Exercise requirements >>
Exactly how many lines have the word "Websense"? Answer with the bare number.

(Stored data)
◇ ◇ ◇ ◇ ◇ ◇ ◇

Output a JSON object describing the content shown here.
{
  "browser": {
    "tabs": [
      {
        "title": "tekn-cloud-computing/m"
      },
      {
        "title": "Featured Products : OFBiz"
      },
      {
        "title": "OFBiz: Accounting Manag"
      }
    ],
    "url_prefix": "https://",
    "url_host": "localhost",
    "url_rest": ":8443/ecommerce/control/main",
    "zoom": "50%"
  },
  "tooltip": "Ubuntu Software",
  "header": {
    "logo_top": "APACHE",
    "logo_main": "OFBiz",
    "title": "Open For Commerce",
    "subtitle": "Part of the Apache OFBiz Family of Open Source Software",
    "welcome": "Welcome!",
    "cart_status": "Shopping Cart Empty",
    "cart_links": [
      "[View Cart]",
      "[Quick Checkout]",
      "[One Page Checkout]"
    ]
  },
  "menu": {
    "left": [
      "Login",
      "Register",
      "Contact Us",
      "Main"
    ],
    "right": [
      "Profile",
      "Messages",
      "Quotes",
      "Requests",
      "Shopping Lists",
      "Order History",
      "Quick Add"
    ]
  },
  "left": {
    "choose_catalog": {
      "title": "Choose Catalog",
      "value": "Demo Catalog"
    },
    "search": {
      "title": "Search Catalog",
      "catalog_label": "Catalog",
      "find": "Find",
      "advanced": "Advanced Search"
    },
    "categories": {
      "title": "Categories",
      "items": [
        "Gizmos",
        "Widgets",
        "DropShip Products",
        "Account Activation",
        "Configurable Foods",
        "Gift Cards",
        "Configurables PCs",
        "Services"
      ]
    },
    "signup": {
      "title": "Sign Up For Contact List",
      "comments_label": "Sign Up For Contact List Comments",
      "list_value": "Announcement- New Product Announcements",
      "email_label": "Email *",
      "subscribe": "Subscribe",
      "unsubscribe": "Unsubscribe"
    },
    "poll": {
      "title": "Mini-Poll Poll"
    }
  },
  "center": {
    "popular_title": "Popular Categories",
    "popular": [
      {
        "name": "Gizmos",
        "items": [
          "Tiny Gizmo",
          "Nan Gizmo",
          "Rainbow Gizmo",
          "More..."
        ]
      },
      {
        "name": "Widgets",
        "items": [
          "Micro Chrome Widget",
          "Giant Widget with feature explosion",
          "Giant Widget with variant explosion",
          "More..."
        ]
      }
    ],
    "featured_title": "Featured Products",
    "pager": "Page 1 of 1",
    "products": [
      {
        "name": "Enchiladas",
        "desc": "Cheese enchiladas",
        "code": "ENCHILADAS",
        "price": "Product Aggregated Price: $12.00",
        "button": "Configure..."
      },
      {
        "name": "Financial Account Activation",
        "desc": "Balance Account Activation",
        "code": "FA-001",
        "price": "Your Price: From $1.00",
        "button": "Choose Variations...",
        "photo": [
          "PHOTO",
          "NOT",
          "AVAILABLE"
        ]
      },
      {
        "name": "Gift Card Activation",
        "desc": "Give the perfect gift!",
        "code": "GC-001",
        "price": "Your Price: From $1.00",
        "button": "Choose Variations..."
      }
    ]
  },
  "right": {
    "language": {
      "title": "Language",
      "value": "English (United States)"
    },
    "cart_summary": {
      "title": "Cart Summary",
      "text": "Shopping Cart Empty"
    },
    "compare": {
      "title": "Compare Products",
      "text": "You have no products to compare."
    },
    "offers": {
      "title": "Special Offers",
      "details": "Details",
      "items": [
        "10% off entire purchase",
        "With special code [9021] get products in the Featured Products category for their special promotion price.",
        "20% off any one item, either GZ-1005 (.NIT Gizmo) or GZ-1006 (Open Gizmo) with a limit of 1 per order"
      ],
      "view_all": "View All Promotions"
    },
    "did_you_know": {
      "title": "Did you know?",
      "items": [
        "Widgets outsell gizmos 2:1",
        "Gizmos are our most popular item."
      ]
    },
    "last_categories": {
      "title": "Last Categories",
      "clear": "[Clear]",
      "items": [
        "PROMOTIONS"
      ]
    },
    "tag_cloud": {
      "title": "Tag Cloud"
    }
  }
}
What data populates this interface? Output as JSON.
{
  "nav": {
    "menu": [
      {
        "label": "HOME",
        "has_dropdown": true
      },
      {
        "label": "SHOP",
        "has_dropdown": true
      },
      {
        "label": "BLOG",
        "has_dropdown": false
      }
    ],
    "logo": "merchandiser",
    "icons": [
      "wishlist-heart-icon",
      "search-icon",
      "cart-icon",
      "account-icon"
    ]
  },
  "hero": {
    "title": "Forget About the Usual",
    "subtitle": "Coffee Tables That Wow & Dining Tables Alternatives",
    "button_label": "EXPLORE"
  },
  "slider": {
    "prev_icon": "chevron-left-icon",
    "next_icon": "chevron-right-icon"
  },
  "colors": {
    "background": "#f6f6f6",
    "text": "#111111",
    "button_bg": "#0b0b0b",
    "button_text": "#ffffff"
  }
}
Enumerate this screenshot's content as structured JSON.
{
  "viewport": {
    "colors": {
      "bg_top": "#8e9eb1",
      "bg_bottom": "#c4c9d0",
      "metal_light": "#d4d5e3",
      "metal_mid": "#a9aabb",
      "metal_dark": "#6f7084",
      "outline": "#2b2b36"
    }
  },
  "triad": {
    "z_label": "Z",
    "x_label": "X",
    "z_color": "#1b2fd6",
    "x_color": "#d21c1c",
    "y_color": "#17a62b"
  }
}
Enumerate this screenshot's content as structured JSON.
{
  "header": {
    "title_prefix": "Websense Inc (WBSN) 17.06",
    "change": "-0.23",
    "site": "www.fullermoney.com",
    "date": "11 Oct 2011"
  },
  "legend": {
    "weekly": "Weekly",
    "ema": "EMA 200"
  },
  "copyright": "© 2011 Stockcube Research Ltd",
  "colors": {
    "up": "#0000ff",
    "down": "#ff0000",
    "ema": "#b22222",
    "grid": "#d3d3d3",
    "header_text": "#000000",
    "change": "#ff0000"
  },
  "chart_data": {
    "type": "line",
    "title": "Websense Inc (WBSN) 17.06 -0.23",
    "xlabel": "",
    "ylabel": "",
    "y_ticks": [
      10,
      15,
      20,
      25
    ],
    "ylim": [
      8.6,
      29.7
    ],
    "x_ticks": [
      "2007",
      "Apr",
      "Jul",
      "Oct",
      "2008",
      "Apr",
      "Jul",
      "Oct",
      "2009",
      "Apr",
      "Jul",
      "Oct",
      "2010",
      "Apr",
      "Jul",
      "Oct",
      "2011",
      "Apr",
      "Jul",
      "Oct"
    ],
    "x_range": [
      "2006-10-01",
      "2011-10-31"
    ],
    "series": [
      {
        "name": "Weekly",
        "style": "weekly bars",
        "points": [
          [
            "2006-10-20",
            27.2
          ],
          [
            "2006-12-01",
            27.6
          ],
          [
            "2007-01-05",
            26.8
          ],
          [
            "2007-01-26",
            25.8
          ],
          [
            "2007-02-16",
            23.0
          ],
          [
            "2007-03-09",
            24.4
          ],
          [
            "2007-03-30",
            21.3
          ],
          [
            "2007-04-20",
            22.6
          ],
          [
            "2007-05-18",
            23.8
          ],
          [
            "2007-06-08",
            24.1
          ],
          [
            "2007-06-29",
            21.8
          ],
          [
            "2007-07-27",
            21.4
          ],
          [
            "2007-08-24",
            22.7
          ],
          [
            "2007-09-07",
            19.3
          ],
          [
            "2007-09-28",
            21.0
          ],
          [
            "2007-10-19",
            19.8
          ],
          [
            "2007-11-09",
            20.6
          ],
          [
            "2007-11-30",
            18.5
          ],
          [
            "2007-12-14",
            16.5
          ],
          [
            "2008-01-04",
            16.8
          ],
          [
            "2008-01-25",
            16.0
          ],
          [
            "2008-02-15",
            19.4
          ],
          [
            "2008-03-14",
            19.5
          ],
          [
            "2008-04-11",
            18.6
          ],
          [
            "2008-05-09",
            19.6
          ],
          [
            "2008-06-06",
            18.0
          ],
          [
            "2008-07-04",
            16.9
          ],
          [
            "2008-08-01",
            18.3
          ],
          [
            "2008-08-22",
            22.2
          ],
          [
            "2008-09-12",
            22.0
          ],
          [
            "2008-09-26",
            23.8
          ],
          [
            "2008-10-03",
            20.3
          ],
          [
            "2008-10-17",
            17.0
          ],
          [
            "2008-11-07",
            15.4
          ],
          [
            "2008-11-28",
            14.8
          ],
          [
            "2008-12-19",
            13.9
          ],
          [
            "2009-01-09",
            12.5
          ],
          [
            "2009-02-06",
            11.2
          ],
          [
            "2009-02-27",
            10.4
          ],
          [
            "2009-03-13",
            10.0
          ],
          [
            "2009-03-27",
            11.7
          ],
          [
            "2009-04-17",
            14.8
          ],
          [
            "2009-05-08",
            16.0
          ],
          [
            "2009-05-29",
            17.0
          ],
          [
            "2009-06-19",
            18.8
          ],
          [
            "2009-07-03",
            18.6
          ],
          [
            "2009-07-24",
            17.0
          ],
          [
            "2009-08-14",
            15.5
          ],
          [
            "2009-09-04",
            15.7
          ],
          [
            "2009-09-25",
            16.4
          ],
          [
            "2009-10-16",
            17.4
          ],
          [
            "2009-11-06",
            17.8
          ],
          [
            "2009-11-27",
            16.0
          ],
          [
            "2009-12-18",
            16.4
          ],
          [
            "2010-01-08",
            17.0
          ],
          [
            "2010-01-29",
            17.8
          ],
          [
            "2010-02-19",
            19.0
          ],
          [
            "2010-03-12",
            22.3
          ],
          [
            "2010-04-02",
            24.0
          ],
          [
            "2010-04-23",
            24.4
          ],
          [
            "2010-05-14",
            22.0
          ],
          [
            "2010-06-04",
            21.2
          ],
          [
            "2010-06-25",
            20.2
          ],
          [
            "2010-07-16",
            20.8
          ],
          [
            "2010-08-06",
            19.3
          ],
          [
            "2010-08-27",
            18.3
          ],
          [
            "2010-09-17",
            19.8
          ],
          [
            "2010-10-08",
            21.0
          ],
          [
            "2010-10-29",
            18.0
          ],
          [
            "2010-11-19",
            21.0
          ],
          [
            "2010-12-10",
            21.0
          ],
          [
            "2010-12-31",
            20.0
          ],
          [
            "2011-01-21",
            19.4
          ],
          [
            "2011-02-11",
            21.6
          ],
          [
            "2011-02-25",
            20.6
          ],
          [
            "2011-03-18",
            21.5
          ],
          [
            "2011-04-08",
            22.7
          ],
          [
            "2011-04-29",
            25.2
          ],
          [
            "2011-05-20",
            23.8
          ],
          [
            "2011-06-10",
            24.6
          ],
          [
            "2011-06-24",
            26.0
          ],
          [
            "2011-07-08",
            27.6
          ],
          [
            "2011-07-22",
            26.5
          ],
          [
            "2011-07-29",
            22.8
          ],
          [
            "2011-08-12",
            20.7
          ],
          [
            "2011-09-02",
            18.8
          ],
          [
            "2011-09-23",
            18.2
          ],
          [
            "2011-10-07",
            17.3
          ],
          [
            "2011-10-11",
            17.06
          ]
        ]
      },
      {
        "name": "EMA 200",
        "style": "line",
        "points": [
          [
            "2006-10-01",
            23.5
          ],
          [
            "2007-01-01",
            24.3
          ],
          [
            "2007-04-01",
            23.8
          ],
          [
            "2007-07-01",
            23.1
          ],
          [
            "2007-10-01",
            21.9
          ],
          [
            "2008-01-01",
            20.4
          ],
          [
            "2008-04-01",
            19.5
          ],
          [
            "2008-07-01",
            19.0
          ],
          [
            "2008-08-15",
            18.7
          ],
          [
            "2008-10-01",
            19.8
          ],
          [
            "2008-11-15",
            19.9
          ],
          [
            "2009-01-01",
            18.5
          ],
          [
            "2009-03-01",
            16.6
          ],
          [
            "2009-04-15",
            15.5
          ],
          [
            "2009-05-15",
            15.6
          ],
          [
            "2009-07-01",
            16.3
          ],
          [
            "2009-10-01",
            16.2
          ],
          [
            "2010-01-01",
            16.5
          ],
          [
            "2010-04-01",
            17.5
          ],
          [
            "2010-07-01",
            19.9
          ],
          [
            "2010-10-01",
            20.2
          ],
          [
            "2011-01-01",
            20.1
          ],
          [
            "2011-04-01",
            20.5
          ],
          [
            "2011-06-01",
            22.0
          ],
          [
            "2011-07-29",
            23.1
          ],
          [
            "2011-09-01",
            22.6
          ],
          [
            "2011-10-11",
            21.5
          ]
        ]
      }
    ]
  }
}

◇ ◇ ◇ ◇ ◇ ◇ ◇

Correct result >>
2